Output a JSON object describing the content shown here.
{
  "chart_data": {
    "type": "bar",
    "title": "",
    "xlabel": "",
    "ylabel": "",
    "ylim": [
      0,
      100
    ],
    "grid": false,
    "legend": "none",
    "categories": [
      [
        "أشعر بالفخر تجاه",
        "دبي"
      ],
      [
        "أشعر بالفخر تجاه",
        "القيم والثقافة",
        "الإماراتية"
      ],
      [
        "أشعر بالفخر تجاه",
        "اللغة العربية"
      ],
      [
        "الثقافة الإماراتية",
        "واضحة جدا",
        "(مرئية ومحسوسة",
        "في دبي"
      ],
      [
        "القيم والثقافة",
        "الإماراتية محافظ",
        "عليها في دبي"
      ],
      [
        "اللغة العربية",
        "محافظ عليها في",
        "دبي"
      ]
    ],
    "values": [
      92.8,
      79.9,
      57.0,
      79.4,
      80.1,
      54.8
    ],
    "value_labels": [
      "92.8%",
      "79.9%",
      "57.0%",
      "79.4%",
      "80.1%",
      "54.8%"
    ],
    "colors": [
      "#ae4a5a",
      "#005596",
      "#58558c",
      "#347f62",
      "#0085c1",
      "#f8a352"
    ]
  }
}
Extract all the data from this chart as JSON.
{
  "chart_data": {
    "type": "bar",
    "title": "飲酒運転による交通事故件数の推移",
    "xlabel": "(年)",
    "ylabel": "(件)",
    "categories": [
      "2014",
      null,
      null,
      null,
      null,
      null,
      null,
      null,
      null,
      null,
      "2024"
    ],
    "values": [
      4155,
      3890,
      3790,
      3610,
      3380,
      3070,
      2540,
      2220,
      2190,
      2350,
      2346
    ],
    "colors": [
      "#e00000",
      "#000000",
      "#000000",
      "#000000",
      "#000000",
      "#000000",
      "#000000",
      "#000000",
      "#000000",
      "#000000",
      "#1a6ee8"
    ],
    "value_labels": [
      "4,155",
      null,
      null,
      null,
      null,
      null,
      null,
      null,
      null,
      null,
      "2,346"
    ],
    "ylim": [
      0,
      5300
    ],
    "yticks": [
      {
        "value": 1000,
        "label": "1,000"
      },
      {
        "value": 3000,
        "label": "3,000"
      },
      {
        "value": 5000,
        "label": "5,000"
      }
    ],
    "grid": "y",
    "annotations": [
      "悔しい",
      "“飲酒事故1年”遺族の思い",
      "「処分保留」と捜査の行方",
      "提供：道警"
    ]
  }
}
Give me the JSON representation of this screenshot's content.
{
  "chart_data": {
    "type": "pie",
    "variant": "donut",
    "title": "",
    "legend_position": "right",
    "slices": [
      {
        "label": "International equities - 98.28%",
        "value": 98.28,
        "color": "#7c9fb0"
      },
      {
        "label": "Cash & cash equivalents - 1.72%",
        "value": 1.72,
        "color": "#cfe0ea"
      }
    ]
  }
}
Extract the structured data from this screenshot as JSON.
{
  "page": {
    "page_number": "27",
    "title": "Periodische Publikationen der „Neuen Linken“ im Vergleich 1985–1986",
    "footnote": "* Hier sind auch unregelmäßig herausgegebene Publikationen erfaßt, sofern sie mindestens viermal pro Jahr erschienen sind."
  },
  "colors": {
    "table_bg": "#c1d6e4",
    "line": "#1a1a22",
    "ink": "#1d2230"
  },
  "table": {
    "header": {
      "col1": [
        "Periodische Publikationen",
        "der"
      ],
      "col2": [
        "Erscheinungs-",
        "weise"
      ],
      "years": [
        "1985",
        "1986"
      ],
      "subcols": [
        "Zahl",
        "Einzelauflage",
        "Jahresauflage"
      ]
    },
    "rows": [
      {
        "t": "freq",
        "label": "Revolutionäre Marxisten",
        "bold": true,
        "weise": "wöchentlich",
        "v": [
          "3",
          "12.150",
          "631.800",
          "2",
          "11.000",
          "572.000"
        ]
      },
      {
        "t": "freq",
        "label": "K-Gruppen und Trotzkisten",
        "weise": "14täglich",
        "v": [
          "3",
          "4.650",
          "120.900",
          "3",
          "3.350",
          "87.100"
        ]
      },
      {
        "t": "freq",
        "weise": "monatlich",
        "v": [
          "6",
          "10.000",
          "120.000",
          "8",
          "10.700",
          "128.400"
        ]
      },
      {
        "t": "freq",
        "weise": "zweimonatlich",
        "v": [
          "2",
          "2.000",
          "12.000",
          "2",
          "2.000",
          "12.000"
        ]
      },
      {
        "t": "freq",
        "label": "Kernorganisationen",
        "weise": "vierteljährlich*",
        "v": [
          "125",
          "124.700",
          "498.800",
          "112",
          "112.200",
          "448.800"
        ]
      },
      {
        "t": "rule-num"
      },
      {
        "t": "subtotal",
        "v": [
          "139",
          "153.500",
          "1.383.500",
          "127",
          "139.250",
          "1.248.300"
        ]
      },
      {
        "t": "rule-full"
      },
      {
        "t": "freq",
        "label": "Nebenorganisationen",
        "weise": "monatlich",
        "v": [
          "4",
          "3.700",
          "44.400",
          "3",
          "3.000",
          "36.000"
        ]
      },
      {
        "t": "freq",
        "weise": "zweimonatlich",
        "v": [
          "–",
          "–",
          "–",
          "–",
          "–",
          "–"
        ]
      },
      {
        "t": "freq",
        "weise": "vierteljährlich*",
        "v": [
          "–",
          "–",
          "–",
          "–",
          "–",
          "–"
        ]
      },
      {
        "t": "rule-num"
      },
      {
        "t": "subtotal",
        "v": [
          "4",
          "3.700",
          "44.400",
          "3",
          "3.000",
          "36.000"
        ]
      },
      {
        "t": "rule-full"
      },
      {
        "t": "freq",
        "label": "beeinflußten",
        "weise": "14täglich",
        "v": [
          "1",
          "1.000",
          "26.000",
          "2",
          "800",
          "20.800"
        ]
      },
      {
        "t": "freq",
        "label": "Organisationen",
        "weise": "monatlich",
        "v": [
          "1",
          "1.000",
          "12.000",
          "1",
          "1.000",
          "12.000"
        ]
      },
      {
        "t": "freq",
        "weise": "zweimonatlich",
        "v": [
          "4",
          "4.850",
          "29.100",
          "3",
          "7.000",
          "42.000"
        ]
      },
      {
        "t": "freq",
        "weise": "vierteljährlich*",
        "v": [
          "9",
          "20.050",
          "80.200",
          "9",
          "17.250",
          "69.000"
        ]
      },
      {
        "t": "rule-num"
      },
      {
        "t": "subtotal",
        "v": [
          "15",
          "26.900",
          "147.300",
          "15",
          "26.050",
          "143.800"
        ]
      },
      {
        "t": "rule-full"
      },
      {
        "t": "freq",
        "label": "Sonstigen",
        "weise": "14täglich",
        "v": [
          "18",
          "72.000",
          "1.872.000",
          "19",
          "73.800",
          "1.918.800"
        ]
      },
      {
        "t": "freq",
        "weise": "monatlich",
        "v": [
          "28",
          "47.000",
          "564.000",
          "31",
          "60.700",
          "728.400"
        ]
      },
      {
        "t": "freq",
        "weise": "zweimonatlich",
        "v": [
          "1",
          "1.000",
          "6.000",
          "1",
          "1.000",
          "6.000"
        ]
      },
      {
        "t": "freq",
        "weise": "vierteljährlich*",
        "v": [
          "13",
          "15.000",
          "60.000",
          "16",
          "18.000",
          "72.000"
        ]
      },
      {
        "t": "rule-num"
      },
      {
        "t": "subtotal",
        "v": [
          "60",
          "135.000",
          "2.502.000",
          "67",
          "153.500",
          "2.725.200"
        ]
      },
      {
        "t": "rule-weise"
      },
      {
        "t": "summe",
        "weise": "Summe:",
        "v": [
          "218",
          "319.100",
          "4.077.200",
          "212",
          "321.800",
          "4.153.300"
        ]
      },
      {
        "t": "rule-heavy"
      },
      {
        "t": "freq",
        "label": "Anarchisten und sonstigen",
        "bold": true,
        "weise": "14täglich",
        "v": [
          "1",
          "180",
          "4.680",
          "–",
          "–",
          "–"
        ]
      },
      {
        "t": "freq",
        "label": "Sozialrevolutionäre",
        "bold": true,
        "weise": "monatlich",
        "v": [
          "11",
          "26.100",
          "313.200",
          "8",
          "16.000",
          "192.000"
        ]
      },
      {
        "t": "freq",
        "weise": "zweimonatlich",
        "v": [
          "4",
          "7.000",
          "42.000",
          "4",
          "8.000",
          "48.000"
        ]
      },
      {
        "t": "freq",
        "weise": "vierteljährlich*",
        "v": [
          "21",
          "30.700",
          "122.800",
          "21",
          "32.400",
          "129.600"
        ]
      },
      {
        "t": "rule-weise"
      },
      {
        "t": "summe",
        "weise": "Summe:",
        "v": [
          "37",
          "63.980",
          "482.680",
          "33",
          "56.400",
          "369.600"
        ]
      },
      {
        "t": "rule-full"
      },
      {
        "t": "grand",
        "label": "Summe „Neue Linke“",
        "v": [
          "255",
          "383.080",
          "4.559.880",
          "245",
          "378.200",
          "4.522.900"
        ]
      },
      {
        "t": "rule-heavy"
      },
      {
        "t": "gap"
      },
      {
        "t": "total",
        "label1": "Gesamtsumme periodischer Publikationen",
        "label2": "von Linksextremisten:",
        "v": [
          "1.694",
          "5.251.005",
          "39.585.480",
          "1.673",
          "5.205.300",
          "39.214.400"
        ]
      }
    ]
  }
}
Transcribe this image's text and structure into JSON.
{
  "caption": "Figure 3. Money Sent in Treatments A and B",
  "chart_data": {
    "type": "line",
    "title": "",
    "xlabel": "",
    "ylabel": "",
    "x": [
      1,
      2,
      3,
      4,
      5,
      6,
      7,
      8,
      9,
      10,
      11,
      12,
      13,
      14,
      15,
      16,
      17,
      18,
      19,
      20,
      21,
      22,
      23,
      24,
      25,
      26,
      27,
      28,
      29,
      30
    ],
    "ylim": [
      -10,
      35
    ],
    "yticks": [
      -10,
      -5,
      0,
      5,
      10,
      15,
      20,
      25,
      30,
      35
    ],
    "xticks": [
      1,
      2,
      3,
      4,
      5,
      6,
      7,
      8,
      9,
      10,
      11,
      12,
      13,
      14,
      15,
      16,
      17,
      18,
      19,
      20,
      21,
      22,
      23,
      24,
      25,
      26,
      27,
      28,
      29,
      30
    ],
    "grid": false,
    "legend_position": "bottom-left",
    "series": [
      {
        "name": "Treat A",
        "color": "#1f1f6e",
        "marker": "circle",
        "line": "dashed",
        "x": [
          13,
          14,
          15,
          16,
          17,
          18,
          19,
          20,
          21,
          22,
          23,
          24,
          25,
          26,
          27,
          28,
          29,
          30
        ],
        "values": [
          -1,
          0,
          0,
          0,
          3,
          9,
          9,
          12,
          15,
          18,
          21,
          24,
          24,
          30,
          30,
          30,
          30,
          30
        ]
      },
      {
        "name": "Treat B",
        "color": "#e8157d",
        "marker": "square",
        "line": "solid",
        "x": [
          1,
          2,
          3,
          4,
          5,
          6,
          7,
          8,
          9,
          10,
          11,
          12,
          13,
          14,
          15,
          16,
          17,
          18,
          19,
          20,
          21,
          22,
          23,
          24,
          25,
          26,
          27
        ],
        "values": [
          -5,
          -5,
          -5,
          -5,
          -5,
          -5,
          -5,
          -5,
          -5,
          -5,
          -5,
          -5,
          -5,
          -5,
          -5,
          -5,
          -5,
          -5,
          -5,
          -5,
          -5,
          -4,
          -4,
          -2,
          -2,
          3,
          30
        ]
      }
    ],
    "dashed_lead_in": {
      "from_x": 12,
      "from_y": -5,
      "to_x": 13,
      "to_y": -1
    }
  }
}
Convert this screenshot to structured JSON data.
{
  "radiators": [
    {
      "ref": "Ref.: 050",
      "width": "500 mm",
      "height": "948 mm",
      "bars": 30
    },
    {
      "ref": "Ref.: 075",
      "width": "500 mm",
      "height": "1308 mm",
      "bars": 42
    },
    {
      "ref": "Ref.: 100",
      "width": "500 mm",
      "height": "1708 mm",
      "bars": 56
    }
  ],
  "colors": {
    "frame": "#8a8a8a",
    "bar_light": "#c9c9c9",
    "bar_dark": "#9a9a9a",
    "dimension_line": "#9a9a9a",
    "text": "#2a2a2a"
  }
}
────────
• [Required work]: Within the records, how many lines include "content"? The answer is the number and nothing else.

• [Answer to the task]: 2